Task instructions
Return the data exactly, with all pictures removed.

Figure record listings
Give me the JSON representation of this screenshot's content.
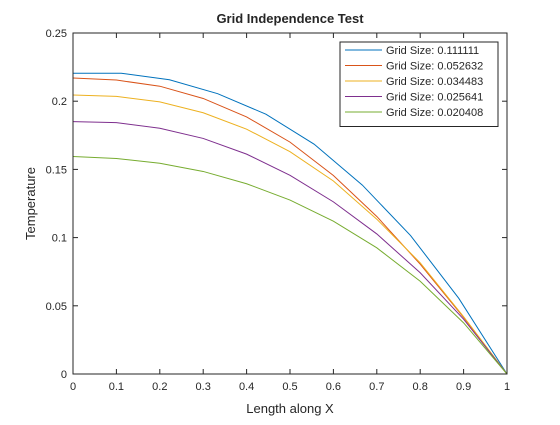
{
  "chart_data": {
    "type": "line",
    "title": "Grid Independence Test",
    "xlabel": "Length along X",
    "ylabel": "Temperature",
    "xlim": [
      0,
      1
    ],
    "ylim": [
      0,
      0.25
    ],
    "xticks": [
      "0",
      "0.1",
      "0.2",
      "0.3",
      "0.4",
      "0.5",
      "0.6",
      "0.7",
      "0.8",
      "0.9",
      "1"
    ],
    "yticks": [
      "0",
      "0.05",
      "0.1",
      "0.15",
      "0.2",
      "0.25"
    ],
    "grid": false,
    "legend_position": "top-right",
    "series": [
      {
        "name": "Grid Size: 0.111111",
        "color": "#0072BD",
        "x": [
          0,
          0.111111,
          0.222222,
          0.333333,
          0.444444,
          0.555556,
          0.666667,
          0.777778,
          0.888889,
          1
        ],
        "y": [
          0.2205,
          0.2205,
          0.2157,
          0.2055,
          0.1905,
          0.1685,
          0.1385,
          0.1015,
          0.0555,
          0
        ]
      },
      {
        "name": "Grid Size: 0.052632",
        "color": "#D95319",
        "x": [
          0,
          0.1,
          0.2,
          0.3,
          0.4,
          0.5,
          0.6,
          0.7,
          0.8,
          0.9,
          1
        ],
        "y": [
          0.217,
          0.2155,
          0.211,
          0.202,
          0.1885,
          0.17,
          0.1455,
          0.1155,
          0.0805,
          0.0415,
          0
        ]
      },
      {
        "name": "Grid Size: 0.034483",
        "color": "#EDB120",
        "x": [
          0,
          0.1,
          0.2,
          0.3,
          0.4,
          0.5,
          0.6,
          0.7,
          0.8,
          0.9,
          1
        ],
        "y": [
          0.2045,
          0.2035,
          0.1995,
          0.1915,
          0.1795,
          0.163,
          0.1415,
          0.1135,
          0.0815,
          0.042,
          0
        ]
      },
      {
        "name": "Grid Size: 0.025641",
        "color": "#7E2F8E",
        "x": [
          0,
          0.1,
          0.2,
          0.3,
          0.4,
          0.5,
          0.6,
          0.7,
          0.8,
          0.9,
          1
        ],
        "y": [
          0.185,
          0.1843,
          0.1802,
          0.1727,
          0.1612,
          0.1457,
          0.1262,
          0.1027,
          0.0742,
          0.0402,
          0
        ]
      },
      {
        "name": "Grid Size: 0.020408",
        "color": "#77AC30",
        "x": [
          0,
          0.1,
          0.2,
          0.3,
          0.4,
          0.5,
          0.6,
          0.7,
          0.8,
          0.9,
          1
        ],
        "y": [
          0.1595,
          0.158,
          0.1545,
          0.1485,
          0.1395,
          0.1275,
          0.112,
          0.0925,
          0.068,
          0.0375,
          0
        ]
      }
    ]
  }
}
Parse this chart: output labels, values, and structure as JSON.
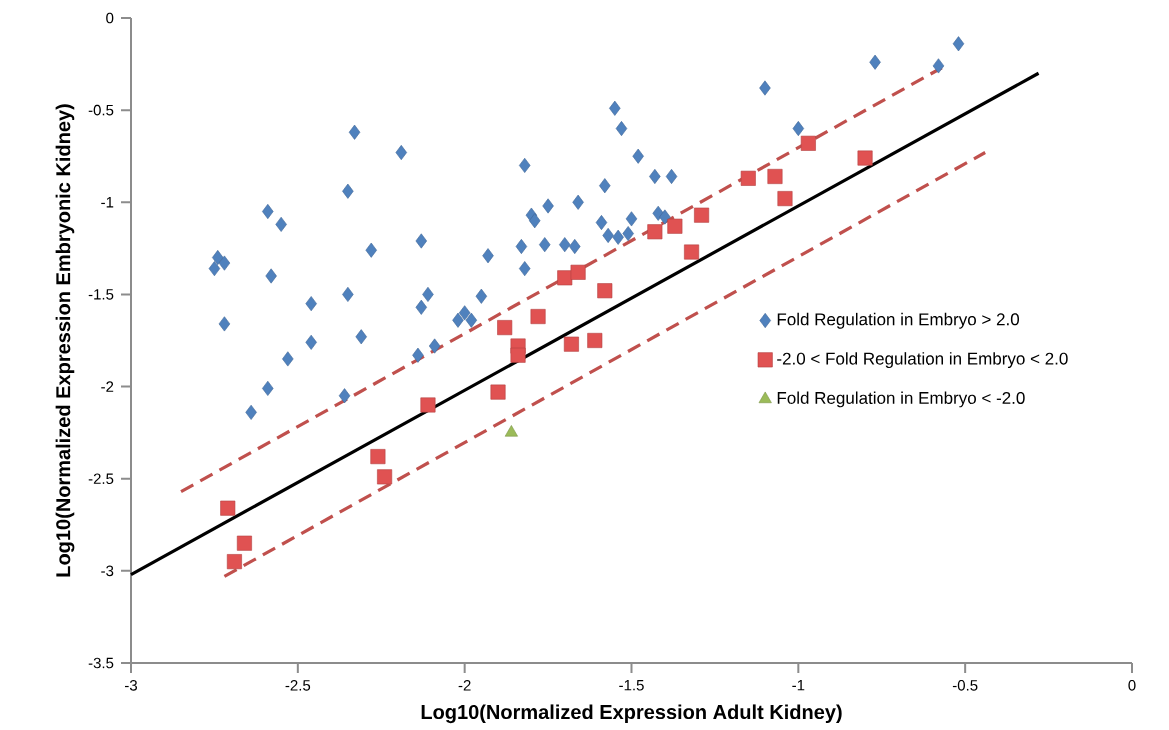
{
  "chart_data": {
    "type": "scatter",
    "xlabel": "Log10(Normalized Expression Adult Kidney)",
    "ylabel": "Log10(Normalized Expression Embryonic Kidney)",
    "xlim": [
      -3,
      0
    ],
    "xticks": [
      -3,
      -2.5,
      -2,
      -1.5,
      -1,
      -0.5,
      0
    ],
    "ylim": [
      -3.5,
      0
    ],
    "yticks": [
      -3.5,
      -3,
      -2.5,
      -2,
      -1.5,
      -1,
      -0.5,
      0
    ],
    "grid": false,
    "legend": "right",
    "series": [
      {
        "name": "Fold Regulation in Embryo > 2.0",
        "marker": "diamond",
        "color": "#4f81bd",
        "x": [
          -2.74,
          -2.75,
          -2.72,
          -2.72,
          -2.64,
          -2.59,
          -2.58,
          -2.59,
          -2.55,
          -2.53,
          -2.46,
          -2.46,
          -2.35,
          -2.35,
          -2.33,
          -2.36,
          -2.31,
          -2.28,
          -2.19,
          -2.13,
          -2.14,
          -2.13,
          -2.11,
          -2.09,
          -2.02,
          -2.0,
          -1.98,
          -1.95,
          -1.93,
          -1.83,
          -1.82,
          -1.82,
          -1.8,
          -1.79,
          -1.76,
          -1.75,
          -1.7,
          -1.67,
          -1.66,
          -1.59,
          -1.58,
          -1.57,
          -1.55,
          -1.53,
          -1.54,
          -1.51,
          -1.5,
          -1.48,
          -1.43,
          -1.42,
          -1.4,
          -1.38,
          -1.1,
          -1.0,
          -0.77,
          -0.58,
          -0.52
        ],
        "values": [
          -1.3,
          -1.36,
          -1.33,
          -1.66,
          -2.14,
          -1.05,
          -1.4,
          -2.01,
          -1.12,
          -1.85,
          -1.55,
          -1.76,
          -0.94,
          -1.5,
          -0.62,
          -2.05,
          -1.73,
          -1.26,
          -0.73,
          -1.21,
          -1.83,
          -1.57,
          -1.5,
          -1.78,
          -1.64,
          -1.6,
          -1.64,
          -1.51,
          -1.29,
          -1.24,
          -0.8,
          -1.36,
          -1.07,
          -1.1,
          -1.23,
          -1.02,
          -1.23,
          -1.24,
          -1.0,
          -1.11,
          -0.91,
          -1.18,
          -0.49,
          -0.6,
          -1.19,
          -1.17,
          -1.09,
          -0.75,
          -0.86,
          -1.06,
          -1.08,
          -0.86,
          -0.38,
          -0.6,
          -0.24,
          -0.26,
          -0.14
        ]
      },
      {
        "name": "-2.0 < Fold Regulation in Embryo < 2.0",
        "marker": "square",
        "color": "#e05252",
        "x": [
          -2.71,
          -2.69,
          -2.66,
          -2.26,
          -2.24,
          -2.11,
          -1.9,
          -1.88,
          -1.84,
          -1.84,
          -1.78,
          -1.7,
          -1.68,
          -1.66,
          -1.61,
          -1.58,
          -1.43,
          -1.37,
          -1.32,
          -1.29,
          -1.15,
          -1.07,
          -1.04,
          -0.97,
          -0.8
        ],
        "values": [
          -2.66,
          -2.95,
          -2.85,
          -2.38,
          -2.49,
          -2.1,
          -2.03,
          -1.68,
          -1.78,
          -1.83,
          -1.62,
          -1.41,
          -1.77,
          -1.38,
          -1.75,
          -1.48,
          -1.16,
          -1.13,
          -1.27,
          -1.07,
          -0.87,
          -0.86,
          -0.98,
          -0.68,
          -0.76
        ]
      },
      {
        "name": "Fold Regulation in Embryo < -2.0",
        "marker": "triangle",
        "color": "#9bbb59",
        "x": [
          -1.86
        ],
        "values": [
          -2.25
        ]
      },
      {
        "type": "line",
        "marker": "none",
        "line_style": "solid",
        "color": "#000000",
        "x": [
          -3.0,
          -0.28
        ],
        "values": [
          -3.02,
          -0.3
        ]
      },
      {
        "type": "line",
        "marker": "none",
        "line_style": "dashed",
        "color": "#c0504d",
        "x": [
          -2.85,
          -0.57
        ],
        "values": [
          -2.57,
          -0.27
        ]
      },
      {
        "type": "line",
        "marker": "none",
        "line_style": "dashed",
        "color": "#c0504d",
        "x": [
          -2.72,
          -0.44
        ],
        "values": [
          -3.03,
          -0.73
        ]
      }
    ]
  }
}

Result for this task
Give me the JSON representation of this screenshot's content.
{
  "chart_data": {
    "type": "line",
    "title": "Grid Independence Test",
    "xlabel": "Length along X",
    "ylabel": "Temperature",
    "xlim": [
      0,
      1
    ],
    "ylim": [
      0,
      0.25
    ],
    "xticks": [
      "0",
      "0.1",
      "0.2",
      "0.3",
      "0.4",
      "0.5",
      "0.6",
      "0.7",
      "0.8",
      "0.9",
      "1"
    ],
    "yticks": [
      "0",
      "0.05",
      "0.1",
      "0.15",
      "0.2",
      "0.25"
    ],
    "grid": false,
    "legend_position": "top-right",
    "series": [
      {
        "name": "Grid Size: 0.111111",
        "color": "#0072BD",
        "x": [
          0,
          0.111111,
          0.222222,
          0.333333,
          0.444444,
          0.555556,
          0.666667,
          0.777778,
          0.888889,
          1
        ],
        "y": [
          0.2205,
          0.2205,
          0.2157,
          0.2055,
          0.1905,
          0.1685,
          0.1385,
          0.1015,
          0.0555,
          0
        ]
      },
      {
        "name": "Grid Size: 0.052632",
        "color": "#D95319",
        "x": [
          0,
          0.1,
          0.2,
          0.3,
          0.4,
          0.5,
          0.6,
          0.7,
          0.8,
          0.9,
          1
        ],
        "y": [
          0.217,
          0.2155,
          0.211,
          0.202,
          0.1885,
          0.17,
          0.1455,
          0.1155,
          0.0805,
          0.0415,
          0
        ]
      },
      {
        "name": "Grid Size: 0.034483",
        "color": "#EDB120",
        "x": [
          0,
          0.1,
          0.2,
          0.3,
          0.4,
          0.5,
          0.6,
          0.7,
          0.8,
          0.9,
          1
        ],
        "y": [
          0.2045,
          0.2035,
          0.1995,
          0.1915,
          0.1795,
          0.163,
          0.1415,
          0.1135,
          0.0815,
          0.042,
          0
        ]
      },
      {
        "name": "Grid Size: 0.025641",
        "color": "#7E2F8E",
        "x": [
          0,
          0.1,
          0.2,
          0.3,
          0.4,
          0.5,
          0.6,
          0.7,
          0.8,
          0.9,
          1
        ],
        "y": [
          0.185,
          0.1843,
          0.1802,
          0.1727,
          0.1612,
          0.1457,
          0.1262,
          0.1027,
          0.0742,
          0.0402,
          0
        ]
      },
      {
        "name": "Grid Size: 0.020408",
        "color": "#77AC30",
        "x": [
          0,
          0.1,
          0.2,
          0.3,
          0.4,
          0.5,
          0.6,
          0.7,
          0.8,
          0.9,
          1
        ],
        "y": [
          0.1595,
          0.158,
          0.1545,
          0.1485,
          0.1395,
          0.1275,
          0.112,
          0.0925,
          0.068,
          0.0375,
          0
        ]
      }
    ]
  }
}
Parse this chart: output labels, values, and structure as JSON.
{
  "chart_data": {
    "type": "scatter",
    "xlabel": "Log10(Normalized Expression Adult Kidney)",
    "ylabel": "Log10(Normalized Expression Embryonic Kidney)",
    "xlim": [
      -3,
      0
    ],
    "xticks": [
      -3,
      -2.5,
      -2,
      -1.5,
      -1,
      -0.5,
      0
    ],
    "ylim": [
      -3.5,
      0
    ],
    "yticks": [
      -3.5,
      -3,
      -2.5,
      -2,
      -1.5,
      -1,
      -0.5,
      0
    ],
    "grid": false,
    "legend": "right",
    "series": [
      {
        "name": "Fold Regulation in Embryo > 2.0",
        "marker": "diamond",
        "color": "#4f81bd",
        "x": [
          -2.74,
          -2.75,
          -2.72,
          -2.72,
          -2.64,
          -2.59,
          -2.58,
          -2.59,
          -2.55,
          -2.53,
          -2.46,
          -2.46,
          -2.35,
          -2.35,
          -2.33,
          -2.36,
          -2.31,
          -2.28,
          -2.19,
          -2.13,
          -2.14,
          -2.13,
          -2.11,
          -2.09,
          -2.02,
          -2.0,
          -1.98,
          -1.95,
          -1.93,
          -1.83,
          -1.82,
          -1.82,
          -1.8,
          -1.79,
          -1.76,
          -1.75,
          -1.7,
          -1.67,
          -1.66,
          -1.59,
          -1.58,
          -1.57,
          -1.55,
          -1.53,
          -1.54,
          -1.51,
          -1.5,
          -1.48,
          -1.43,
          -1.42,
          -1.4,
          -1.38,
          -1.1,
          -1.0,
          -0.77,
          -0.58,
          -0.52
        ],
        "values": [
          -1.3,
          -1.36,
          -1.33,
          -1.66,
          -2.14,
          -1.05,
          -1.4,
          -2.01,
          -1.12,
          -1.85,
          -1.55,
          -1.76,
          -0.94,
          -1.5,
          -0.62,
          -2.05,
          -1.73,
          -1.26,
          -0.73,
          -1.21,
          -1.83,
          -1.57,
          -1.5,
          -1.78,
          -1.64,
          -1.6,
          -1.64,
          -1.51,
          -1.29,
          -1.24,
          -0.8,
          -1.36,
          -1.07,
          -1.1,
          -1.23,
          -1.02,
          -1.23,
          -1.24,
          -1.0,
          -1.11,
          -0.91,
          -1.18,
          -0.49,
          -0.6,
          -1.19,
          -1.17,
          -1.09,
          -0.75,
          -0.86,
          -1.06,
          -1.08,
          -0.86,
          -0.38,
          -0.6,
          -0.24,
          -0.26,
          -0.14
        ]
      },
      {
        "name": "-2.0 < Fold Regulation in Embryo < 2.0",
        "marker": "square",
        "color": "#e05252",
        "x": [
          -2.71,
          -2.69,
          -2.66,
          -2.26,
          -2.24,
          -2.11,
          -1.9,
          -1.88,
          -1.84,
          -1.84,
          -1.78,
          -1.7,
          -1.68,
          -1.66,
          -1.61,
          -1.58,
          -1.43,
          -1.37,
          -1.32,
          -1.29,
          -1.15,
          -1.07,
          -1.04,
          -0.97,
          -0.8
        ],
        "values": [
          -2.66,
          -2.95,
          -2.85,
          -2.38,
          -2.49,
          -2.1,
          -2.03,
          -1.68,
          -1.78,
          -1.83,
          -1.62,
          -1.41,
          -1.77,
          -1.38,
          -1.75,
          -1.48,
          -1.16,
          -1.13,
          -1.27,
          -1.07,
          -0.87,
          -0.86,
          -0.98,
          -0.68,
          -0.76
        ]
      },
      {
        "name": "Fold Regulation in Embryo < -2.0",
        "marker": "triangle",
        "color": "#9bbb59",
        "x": [
          -1.86
        ],
        "values": [
          -2.25
        ]
      },
      {
        "type": "line",
        "marker": "none",
        "line_style": "solid",
        "color": "#000000",
        "x": [
          -3.0,
          -0.28
        ],
        "values": [
          -3.02,
          -0.3
        ]
      },
      {
        "type": "line",
        "marker": "none",
        "line_style": "dashed",
        "color": "#c0504d",
        "x": [
          -2.85,
          -0.57
        ],
        "values": [
          -2.57,
          -0.27
        ]
      },
      {
        "type": "line",
        "marker": "none",
        "line_style": "dashed",
        "color": "#c0504d",
        "x": [
          -2.72,
          -0.44
        ],
        "values": [
          -3.03,
          -0.73
        ]
      }
    ]
  }
}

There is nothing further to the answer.